### SHORT TASK
Please report every line below that contains the word "пожаловать", copying each one in full. Case counts.
◇ ◇ ◇ ◇ ◇
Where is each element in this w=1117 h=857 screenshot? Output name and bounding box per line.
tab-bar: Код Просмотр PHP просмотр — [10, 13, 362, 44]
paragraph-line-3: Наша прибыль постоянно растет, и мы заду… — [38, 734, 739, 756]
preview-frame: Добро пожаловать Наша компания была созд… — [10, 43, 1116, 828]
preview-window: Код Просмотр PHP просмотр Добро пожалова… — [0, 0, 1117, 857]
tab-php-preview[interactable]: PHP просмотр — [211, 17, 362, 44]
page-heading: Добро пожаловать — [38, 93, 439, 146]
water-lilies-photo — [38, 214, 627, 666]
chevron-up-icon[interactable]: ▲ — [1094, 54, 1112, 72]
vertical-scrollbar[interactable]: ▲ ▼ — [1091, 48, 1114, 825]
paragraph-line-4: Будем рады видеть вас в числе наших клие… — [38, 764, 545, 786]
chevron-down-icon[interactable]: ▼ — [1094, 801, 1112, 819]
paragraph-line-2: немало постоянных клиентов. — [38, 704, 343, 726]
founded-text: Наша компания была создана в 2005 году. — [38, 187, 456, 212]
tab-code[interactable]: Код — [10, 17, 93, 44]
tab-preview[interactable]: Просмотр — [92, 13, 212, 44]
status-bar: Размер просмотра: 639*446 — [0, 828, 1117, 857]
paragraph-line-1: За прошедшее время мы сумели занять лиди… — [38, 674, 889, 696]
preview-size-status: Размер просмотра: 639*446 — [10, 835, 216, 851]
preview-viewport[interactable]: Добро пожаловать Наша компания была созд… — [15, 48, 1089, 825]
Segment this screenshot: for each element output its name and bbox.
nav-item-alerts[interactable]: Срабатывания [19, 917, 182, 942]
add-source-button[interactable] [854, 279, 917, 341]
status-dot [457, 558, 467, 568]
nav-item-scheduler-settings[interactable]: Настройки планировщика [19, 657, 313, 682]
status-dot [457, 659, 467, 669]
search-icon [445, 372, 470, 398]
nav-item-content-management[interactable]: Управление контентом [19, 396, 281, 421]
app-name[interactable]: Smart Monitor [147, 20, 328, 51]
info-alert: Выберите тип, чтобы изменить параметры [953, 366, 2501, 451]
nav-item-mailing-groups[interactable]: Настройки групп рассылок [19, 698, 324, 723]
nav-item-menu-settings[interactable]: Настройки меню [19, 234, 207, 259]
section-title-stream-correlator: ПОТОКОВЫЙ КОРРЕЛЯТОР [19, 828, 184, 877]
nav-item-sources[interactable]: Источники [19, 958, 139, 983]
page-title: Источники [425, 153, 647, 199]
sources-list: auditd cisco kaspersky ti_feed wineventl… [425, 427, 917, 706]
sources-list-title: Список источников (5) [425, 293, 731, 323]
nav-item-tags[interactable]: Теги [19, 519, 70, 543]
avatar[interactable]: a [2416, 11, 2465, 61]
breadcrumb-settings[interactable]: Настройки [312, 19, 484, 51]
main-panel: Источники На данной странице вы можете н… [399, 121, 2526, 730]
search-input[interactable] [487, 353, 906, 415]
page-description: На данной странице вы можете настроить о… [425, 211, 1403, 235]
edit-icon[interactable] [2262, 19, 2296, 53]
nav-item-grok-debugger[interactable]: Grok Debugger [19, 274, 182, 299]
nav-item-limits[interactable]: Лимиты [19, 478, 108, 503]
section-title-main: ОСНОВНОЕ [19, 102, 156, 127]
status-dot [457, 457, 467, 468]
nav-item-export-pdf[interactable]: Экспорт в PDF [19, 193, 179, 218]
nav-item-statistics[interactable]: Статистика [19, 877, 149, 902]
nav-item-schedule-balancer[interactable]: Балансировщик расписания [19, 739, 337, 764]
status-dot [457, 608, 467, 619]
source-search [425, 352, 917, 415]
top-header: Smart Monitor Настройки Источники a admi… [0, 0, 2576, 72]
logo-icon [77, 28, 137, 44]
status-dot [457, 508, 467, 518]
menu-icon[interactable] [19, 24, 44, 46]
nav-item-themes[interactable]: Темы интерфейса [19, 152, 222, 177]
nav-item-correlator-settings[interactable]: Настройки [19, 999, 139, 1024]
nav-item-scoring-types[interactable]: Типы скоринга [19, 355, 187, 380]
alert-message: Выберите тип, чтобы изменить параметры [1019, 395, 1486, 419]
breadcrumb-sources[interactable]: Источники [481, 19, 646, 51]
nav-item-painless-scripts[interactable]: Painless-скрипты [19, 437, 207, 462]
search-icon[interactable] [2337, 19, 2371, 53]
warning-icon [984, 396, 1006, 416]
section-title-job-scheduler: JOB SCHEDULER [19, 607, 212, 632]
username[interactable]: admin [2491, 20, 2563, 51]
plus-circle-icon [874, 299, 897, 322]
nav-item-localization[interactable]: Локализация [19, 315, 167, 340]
◇ ◇ ◇ ◇ ◇
### OUTPUT FOR THIS EXERCISE
preview-frame: Добро пожаловать Наша компания была созд… — [10, 43, 1116, 828]
page-heading: Добро пожаловать — [38, 93, 439, 146]
preview-viewport[interactable]: Добро пожаловать Наша компания была созд… — [15, 48, 1089, 825]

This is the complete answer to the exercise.